Stored data entries
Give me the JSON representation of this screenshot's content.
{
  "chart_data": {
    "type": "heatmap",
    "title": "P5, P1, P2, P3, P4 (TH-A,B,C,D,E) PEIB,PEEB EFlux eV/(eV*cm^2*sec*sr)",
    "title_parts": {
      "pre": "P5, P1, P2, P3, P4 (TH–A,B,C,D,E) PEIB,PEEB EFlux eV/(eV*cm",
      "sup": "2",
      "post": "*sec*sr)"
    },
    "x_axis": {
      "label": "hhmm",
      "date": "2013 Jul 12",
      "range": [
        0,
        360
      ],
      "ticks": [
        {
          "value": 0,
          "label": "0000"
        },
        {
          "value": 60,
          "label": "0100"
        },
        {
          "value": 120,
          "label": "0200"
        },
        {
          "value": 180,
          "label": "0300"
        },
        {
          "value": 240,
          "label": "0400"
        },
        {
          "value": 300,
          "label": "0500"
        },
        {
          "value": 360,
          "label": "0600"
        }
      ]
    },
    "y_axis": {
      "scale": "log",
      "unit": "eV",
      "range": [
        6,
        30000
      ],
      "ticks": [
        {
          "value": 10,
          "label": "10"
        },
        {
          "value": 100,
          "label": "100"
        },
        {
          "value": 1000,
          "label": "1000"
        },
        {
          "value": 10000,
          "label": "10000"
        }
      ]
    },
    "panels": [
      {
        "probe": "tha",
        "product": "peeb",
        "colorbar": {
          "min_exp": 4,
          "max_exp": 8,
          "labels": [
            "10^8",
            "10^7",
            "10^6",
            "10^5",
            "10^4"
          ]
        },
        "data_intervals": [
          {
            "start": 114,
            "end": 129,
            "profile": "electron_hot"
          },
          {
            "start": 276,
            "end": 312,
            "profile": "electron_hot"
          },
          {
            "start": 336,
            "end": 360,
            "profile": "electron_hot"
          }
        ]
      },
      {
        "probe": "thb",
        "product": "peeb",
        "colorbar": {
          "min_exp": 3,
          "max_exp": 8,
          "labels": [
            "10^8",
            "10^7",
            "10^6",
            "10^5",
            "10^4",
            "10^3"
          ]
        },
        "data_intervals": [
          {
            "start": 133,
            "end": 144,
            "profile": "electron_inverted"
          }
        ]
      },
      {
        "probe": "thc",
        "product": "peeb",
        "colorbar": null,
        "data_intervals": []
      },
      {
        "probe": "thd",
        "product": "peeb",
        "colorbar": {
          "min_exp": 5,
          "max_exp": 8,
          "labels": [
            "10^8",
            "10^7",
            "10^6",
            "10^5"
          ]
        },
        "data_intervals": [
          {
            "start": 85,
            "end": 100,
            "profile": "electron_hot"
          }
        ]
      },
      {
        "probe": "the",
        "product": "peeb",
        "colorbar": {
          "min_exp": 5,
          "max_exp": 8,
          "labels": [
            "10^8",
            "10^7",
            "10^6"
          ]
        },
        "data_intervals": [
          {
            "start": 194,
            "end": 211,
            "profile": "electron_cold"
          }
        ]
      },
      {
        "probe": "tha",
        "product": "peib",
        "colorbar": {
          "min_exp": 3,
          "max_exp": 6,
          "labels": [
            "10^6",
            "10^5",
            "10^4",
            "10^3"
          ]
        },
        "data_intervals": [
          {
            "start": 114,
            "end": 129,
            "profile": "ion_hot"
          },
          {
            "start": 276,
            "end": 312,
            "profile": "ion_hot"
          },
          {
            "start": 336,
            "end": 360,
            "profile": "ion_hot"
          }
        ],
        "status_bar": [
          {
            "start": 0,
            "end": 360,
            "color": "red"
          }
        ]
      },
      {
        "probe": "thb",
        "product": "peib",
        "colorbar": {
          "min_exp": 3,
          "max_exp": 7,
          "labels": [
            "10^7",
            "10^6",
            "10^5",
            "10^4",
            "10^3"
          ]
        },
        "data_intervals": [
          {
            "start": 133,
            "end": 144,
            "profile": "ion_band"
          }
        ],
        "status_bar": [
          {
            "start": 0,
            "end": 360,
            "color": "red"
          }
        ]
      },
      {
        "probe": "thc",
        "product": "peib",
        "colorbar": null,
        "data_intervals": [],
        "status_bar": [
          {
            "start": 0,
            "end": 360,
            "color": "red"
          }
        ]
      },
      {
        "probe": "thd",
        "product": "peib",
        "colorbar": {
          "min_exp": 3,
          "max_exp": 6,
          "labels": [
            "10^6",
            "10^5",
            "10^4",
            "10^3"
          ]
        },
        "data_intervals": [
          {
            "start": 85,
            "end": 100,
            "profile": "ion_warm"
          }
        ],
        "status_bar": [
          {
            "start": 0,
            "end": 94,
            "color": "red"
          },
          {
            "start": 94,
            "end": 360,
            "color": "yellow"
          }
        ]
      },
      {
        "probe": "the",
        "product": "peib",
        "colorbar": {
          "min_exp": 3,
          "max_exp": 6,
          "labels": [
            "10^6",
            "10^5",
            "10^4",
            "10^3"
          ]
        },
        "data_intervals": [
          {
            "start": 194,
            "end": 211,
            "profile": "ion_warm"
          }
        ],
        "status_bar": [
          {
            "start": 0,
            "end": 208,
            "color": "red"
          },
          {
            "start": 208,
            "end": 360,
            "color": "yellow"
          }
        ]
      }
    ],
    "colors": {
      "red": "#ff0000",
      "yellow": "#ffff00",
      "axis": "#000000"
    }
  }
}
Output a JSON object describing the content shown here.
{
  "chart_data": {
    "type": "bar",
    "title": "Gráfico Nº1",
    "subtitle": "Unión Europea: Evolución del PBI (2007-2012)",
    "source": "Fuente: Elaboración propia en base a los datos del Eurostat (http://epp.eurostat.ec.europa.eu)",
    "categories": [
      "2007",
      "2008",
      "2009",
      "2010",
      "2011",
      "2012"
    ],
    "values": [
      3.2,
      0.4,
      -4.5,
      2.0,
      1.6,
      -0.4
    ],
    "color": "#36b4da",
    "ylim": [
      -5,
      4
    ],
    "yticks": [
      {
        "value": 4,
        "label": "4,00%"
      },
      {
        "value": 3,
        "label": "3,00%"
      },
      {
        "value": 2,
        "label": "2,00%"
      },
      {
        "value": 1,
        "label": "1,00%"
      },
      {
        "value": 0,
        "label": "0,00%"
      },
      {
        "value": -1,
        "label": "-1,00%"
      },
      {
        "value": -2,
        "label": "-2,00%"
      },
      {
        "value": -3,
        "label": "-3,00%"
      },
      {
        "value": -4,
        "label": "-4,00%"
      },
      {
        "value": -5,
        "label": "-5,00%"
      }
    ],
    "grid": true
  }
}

...

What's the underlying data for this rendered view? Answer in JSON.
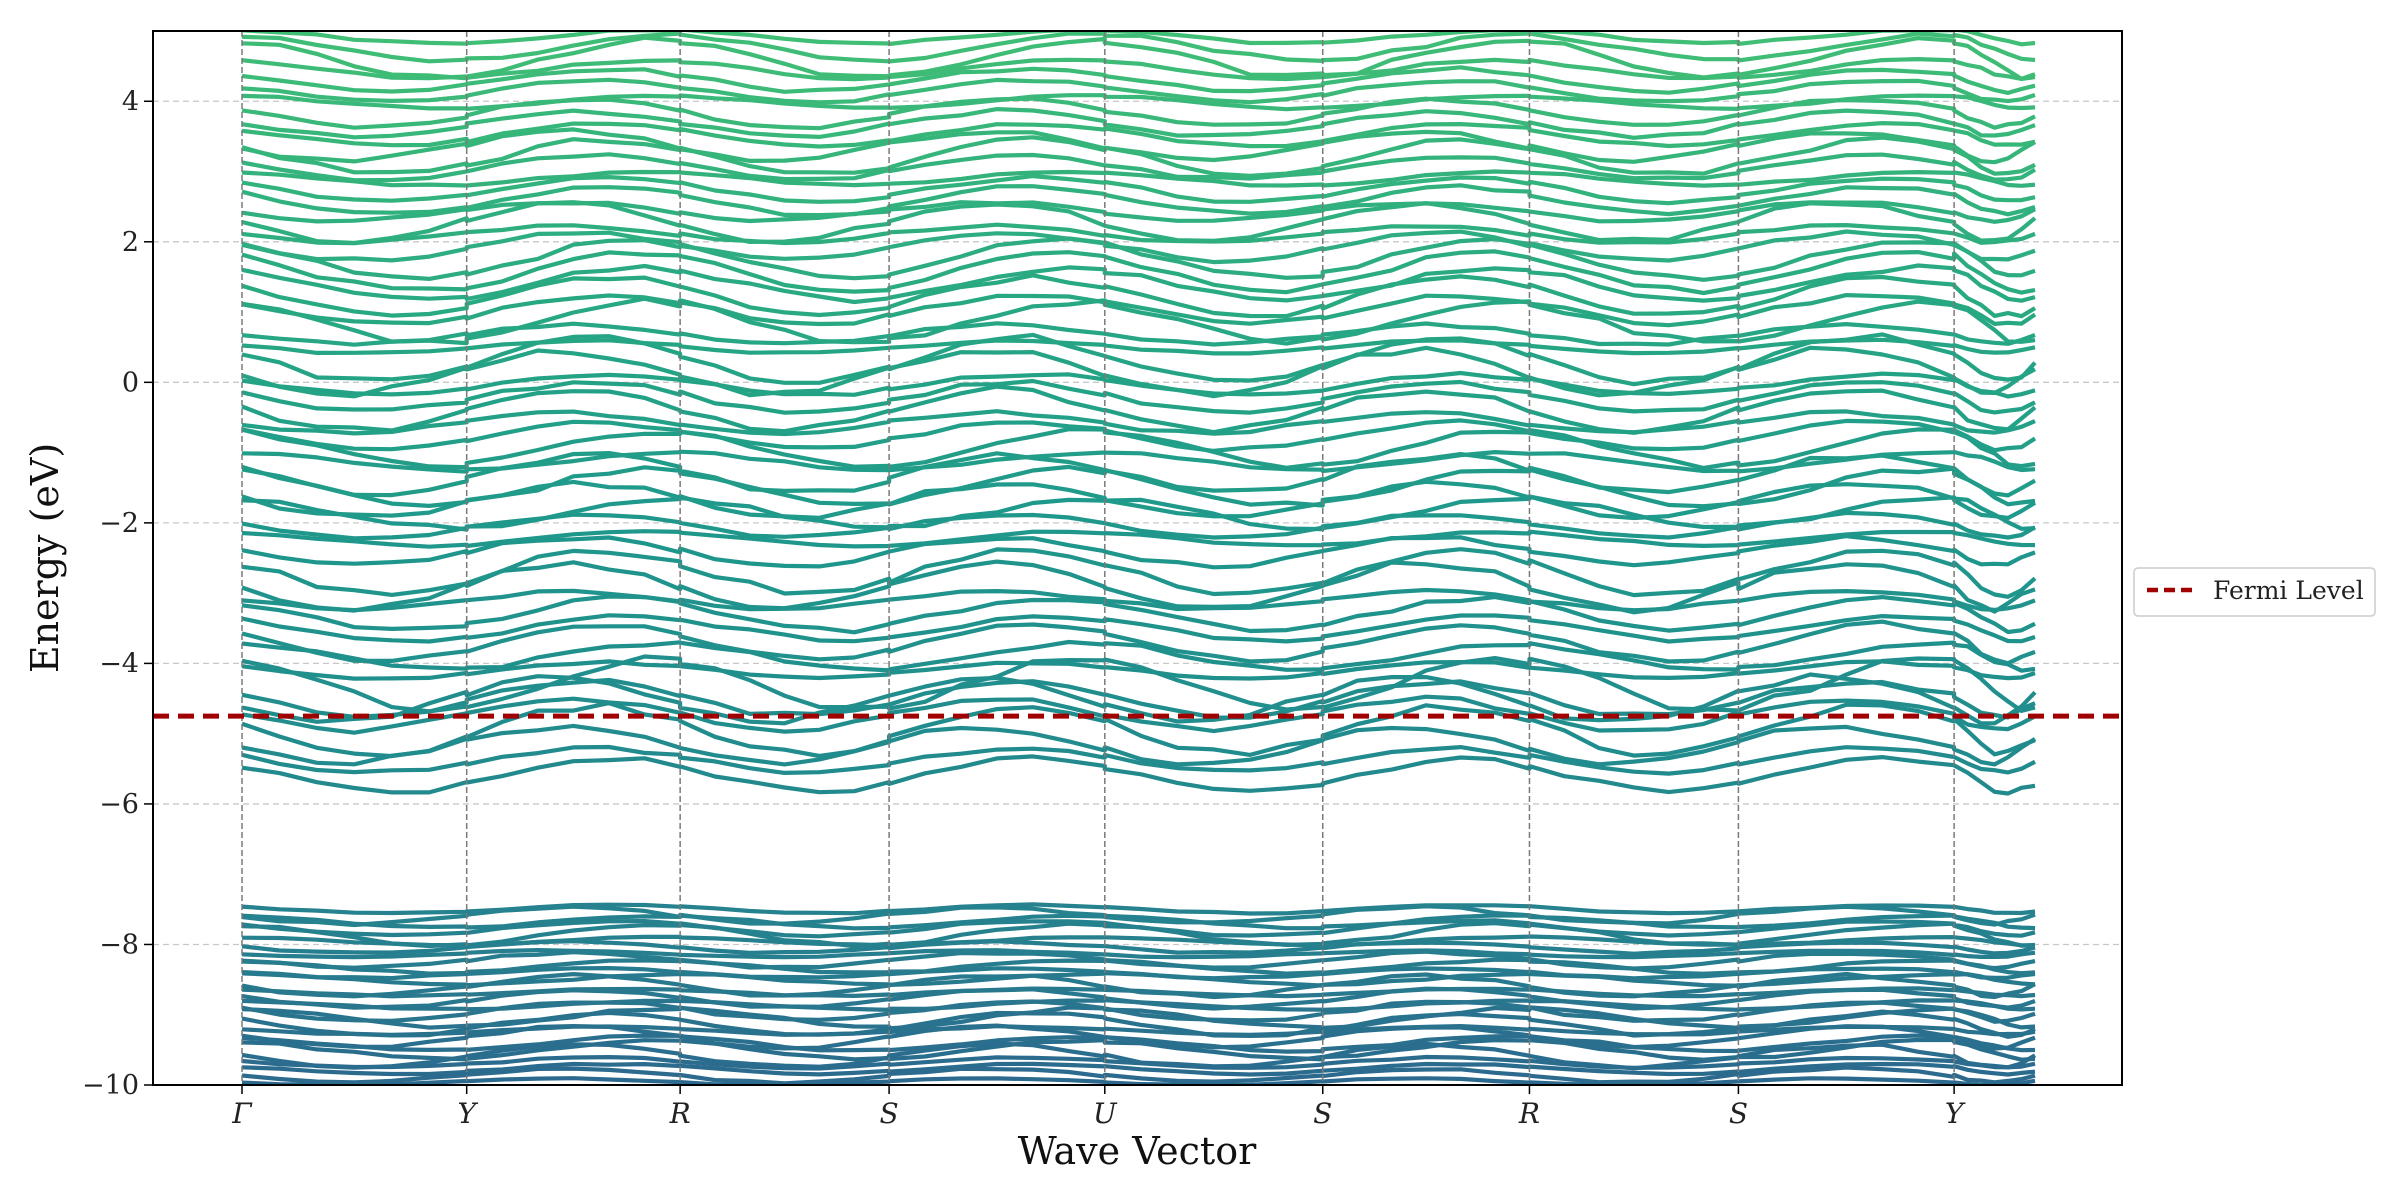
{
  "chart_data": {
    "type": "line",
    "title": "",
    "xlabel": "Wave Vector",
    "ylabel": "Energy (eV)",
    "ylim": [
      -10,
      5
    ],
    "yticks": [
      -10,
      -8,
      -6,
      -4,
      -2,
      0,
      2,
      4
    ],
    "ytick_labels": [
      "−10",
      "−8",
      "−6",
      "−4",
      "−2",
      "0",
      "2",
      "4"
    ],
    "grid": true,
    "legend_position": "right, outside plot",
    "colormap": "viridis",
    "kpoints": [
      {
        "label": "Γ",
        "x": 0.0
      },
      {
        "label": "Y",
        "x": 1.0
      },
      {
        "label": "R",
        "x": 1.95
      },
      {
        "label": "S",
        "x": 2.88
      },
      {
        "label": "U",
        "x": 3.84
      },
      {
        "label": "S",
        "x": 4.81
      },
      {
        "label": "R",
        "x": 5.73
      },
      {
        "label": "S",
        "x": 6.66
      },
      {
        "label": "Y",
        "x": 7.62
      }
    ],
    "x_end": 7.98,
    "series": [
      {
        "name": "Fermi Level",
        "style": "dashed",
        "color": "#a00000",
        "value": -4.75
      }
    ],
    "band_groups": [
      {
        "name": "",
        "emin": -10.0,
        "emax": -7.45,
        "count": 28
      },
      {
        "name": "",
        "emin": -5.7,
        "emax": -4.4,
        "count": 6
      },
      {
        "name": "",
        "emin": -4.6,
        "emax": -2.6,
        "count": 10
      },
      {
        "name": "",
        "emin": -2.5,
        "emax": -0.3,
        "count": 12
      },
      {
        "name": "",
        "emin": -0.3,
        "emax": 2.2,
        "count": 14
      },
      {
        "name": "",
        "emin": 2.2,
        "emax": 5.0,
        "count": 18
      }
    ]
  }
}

### Exercise prompt
Copy out the lines that hold "emax".

### Answer below
        "emax": -7.45,
        "emax": -4.4,
        "emax": -2.6,
        "emax": -0.3,
        "emax": 2.2,
        "emax": 5.0,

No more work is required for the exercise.